#### Directive
Copy each line of the entries that contains the word "мероприятие".

[Saved entries]
####

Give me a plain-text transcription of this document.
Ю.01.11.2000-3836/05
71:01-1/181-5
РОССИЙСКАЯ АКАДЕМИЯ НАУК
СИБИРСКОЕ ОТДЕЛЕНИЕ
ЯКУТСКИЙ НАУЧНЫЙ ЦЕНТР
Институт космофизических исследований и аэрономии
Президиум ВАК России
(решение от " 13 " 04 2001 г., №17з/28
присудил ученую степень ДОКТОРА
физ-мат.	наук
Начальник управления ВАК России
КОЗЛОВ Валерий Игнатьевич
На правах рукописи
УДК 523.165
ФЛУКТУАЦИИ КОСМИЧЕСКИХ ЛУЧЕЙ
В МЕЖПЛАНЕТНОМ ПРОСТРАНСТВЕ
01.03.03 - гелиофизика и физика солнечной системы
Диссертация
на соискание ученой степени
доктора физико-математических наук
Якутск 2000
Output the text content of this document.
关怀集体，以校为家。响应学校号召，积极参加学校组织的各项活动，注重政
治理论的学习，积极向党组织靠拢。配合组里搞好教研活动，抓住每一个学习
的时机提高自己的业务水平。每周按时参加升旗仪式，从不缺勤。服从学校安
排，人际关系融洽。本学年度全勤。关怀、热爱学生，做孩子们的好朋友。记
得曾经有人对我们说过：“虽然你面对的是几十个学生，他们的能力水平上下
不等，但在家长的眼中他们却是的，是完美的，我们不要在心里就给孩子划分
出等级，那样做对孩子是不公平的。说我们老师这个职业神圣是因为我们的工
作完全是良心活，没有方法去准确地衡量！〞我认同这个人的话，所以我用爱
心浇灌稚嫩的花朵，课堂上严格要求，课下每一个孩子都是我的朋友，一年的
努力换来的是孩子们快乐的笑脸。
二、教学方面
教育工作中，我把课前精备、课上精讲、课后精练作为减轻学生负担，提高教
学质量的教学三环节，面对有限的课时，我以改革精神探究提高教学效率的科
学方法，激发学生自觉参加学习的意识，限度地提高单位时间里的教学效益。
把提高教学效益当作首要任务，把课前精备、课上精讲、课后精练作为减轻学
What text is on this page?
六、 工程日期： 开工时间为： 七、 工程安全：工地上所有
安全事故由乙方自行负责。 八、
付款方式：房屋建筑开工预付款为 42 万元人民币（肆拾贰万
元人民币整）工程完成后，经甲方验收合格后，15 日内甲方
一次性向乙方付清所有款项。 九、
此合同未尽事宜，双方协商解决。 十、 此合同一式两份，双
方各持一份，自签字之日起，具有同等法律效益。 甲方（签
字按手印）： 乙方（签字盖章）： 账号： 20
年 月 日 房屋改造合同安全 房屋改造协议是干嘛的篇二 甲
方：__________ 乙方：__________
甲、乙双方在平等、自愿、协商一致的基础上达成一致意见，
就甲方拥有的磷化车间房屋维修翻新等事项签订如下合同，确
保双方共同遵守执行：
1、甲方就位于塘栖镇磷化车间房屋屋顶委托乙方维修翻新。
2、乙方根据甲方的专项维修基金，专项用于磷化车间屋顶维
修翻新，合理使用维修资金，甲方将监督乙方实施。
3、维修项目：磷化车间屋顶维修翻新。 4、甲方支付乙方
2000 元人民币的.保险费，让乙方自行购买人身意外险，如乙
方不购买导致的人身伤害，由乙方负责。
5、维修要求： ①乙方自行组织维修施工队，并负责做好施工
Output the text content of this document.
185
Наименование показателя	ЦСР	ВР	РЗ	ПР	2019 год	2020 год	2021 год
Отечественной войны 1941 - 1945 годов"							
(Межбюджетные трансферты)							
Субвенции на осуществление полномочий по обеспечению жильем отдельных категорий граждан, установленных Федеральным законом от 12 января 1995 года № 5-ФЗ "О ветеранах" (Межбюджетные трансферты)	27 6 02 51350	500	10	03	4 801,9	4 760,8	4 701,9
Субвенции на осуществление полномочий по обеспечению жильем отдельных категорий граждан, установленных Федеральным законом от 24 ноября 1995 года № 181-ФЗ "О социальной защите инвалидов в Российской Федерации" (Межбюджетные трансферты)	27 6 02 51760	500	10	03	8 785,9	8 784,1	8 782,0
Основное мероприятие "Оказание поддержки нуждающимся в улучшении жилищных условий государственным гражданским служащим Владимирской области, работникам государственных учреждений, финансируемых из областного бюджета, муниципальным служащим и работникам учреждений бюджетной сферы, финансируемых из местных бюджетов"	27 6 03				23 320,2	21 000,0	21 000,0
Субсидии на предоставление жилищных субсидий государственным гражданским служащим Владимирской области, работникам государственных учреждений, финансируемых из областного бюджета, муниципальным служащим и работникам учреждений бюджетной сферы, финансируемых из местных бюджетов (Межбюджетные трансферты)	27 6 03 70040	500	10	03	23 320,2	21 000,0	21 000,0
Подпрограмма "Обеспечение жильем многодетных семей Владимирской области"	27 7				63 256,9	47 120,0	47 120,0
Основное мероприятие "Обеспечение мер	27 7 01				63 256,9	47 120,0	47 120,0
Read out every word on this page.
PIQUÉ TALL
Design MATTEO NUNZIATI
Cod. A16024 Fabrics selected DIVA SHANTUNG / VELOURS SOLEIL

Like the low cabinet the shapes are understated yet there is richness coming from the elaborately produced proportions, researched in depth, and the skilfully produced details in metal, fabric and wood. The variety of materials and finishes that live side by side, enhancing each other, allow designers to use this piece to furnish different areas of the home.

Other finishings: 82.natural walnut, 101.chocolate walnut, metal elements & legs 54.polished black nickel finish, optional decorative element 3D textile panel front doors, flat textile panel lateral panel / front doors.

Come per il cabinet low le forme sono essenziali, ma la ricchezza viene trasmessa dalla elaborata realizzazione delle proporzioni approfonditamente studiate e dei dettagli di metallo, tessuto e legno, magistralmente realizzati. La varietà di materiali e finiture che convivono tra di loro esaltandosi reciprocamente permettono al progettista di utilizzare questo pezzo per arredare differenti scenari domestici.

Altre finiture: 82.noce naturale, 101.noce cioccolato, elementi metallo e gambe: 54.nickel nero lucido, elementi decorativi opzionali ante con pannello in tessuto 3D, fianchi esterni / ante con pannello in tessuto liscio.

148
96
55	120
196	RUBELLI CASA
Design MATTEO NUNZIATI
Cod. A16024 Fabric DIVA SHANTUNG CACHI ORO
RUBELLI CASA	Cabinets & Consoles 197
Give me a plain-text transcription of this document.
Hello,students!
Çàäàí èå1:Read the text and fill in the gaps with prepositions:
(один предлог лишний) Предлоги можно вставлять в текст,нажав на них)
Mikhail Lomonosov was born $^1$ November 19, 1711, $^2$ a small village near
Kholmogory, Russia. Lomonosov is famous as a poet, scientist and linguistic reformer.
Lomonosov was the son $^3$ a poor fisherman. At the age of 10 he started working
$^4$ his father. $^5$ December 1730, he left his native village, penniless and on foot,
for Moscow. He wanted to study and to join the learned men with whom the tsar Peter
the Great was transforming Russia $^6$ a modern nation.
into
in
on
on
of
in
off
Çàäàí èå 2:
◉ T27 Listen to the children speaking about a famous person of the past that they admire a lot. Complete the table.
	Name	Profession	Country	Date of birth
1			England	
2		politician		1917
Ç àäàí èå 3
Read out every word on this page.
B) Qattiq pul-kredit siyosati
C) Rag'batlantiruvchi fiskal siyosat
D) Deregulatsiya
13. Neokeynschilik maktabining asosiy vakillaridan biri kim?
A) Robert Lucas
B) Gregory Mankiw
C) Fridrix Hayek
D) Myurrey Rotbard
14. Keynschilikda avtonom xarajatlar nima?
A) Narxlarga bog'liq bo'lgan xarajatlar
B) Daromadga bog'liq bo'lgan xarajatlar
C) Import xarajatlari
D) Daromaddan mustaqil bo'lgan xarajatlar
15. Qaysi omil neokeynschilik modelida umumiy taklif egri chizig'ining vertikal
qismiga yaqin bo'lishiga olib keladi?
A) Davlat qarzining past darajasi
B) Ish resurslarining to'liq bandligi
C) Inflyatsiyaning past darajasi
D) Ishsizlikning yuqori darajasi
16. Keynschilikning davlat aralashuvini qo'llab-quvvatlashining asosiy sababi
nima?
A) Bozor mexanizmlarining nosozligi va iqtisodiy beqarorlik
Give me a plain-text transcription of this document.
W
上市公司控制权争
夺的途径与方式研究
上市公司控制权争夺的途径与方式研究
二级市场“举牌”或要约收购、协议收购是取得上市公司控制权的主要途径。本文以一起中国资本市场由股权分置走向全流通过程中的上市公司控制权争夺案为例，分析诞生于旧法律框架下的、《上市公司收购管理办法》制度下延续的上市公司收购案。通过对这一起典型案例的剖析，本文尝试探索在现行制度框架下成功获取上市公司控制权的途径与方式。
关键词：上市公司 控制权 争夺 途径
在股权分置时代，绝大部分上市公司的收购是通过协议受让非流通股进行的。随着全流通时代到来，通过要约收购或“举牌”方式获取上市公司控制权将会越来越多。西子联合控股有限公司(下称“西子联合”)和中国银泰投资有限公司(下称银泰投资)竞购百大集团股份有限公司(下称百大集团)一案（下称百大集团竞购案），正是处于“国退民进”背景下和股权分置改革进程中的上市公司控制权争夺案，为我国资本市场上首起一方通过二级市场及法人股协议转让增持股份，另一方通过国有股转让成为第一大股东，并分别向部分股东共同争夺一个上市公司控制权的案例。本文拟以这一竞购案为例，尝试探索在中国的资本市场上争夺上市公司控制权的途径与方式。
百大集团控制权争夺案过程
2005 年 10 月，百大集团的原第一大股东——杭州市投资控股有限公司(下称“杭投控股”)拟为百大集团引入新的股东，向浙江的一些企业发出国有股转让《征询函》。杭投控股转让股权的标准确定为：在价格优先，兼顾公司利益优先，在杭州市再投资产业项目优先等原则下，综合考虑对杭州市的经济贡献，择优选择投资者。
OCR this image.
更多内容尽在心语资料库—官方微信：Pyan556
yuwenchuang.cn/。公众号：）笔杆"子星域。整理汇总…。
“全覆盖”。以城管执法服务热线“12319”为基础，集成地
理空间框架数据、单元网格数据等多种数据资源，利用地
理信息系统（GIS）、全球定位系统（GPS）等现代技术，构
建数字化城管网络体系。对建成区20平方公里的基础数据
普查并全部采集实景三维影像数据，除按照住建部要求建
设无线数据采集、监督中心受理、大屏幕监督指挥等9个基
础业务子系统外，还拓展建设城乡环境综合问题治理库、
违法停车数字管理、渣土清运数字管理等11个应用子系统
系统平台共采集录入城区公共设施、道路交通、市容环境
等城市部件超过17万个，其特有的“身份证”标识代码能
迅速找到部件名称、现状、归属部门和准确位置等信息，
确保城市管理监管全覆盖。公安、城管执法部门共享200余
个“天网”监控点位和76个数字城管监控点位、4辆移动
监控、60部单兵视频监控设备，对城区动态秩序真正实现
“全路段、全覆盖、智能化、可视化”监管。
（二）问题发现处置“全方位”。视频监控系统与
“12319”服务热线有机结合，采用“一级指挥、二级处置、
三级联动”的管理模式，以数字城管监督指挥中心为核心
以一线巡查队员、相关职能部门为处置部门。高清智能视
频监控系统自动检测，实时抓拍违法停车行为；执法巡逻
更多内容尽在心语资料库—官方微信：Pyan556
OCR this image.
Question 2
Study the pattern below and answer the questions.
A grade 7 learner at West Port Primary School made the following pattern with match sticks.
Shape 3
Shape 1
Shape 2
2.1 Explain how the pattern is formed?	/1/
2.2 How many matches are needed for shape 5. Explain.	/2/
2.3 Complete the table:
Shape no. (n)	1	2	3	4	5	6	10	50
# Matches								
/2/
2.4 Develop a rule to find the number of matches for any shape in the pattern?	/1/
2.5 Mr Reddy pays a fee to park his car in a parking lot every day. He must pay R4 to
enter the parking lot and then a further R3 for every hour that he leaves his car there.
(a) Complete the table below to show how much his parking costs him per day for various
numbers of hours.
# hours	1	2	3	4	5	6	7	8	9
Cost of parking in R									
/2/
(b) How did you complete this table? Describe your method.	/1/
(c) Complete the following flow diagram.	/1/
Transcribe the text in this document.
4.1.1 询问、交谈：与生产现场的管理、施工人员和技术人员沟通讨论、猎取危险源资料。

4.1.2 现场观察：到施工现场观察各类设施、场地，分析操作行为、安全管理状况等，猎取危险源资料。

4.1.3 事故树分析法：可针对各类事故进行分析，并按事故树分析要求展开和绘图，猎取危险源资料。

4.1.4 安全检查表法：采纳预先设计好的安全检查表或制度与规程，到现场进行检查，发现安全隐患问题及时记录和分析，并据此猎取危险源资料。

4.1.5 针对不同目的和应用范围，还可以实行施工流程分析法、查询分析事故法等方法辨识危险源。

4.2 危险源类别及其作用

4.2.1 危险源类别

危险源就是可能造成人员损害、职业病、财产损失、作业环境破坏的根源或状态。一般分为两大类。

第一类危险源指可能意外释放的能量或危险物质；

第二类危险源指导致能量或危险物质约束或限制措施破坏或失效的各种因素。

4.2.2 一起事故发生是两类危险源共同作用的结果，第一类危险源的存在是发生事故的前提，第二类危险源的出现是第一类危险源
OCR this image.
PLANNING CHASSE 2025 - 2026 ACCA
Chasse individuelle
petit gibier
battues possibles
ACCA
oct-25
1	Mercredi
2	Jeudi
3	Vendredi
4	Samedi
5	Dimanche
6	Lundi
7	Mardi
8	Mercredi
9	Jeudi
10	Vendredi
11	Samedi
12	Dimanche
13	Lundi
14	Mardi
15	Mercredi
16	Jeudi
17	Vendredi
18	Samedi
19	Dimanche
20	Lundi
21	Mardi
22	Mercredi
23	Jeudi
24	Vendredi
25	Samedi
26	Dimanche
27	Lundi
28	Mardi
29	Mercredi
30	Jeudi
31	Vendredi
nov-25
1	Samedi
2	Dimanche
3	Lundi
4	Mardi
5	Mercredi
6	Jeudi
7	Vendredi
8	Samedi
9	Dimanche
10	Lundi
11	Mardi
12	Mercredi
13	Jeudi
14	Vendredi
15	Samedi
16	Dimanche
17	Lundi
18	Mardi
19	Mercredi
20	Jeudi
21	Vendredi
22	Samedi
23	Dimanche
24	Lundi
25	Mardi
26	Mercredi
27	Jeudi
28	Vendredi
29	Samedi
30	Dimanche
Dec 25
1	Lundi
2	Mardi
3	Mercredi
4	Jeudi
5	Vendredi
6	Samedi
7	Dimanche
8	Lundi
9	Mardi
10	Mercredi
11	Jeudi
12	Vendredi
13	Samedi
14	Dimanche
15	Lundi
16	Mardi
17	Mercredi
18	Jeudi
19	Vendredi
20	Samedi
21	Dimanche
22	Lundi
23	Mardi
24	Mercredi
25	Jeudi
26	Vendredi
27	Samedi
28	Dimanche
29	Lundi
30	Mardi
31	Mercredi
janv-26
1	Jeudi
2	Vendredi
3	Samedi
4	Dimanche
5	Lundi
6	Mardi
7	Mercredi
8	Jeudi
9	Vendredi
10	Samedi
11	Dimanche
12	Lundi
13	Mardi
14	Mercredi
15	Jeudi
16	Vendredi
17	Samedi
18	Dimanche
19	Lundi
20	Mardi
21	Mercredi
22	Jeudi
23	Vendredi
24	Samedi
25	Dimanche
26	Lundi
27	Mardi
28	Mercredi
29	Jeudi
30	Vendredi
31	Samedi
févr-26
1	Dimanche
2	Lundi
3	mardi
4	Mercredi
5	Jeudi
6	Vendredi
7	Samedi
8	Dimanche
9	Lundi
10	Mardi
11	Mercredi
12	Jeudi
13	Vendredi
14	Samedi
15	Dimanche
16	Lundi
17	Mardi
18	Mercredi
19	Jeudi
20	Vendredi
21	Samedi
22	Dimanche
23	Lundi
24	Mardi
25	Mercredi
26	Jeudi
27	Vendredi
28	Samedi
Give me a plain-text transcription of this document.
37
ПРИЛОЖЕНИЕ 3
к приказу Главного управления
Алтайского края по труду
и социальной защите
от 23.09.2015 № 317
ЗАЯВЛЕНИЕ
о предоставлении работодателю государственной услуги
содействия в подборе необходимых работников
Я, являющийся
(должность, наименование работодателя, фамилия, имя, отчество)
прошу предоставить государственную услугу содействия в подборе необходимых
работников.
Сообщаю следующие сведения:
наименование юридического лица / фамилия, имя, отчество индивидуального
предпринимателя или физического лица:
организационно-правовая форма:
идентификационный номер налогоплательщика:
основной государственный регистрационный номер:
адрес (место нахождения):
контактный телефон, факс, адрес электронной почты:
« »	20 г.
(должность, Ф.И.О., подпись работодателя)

####

#### Answer in full
Основное мероприятие "Оказание поддержки нуждающимся в улучшении жилищных условий государственным гражданским служащим Владимирской области, работникам государственных учреждений, финансируемых из областного бюджета, муниципальным служащим и работникам учреждений бюджетной сферы, финансируемых из местных бюджетов"	27 6 03				23 320,2	21 000,0	21 000,0
Основное мероприятие "Обеспечение мер	27 7 01				63 256,9	47 120,0	47 120,0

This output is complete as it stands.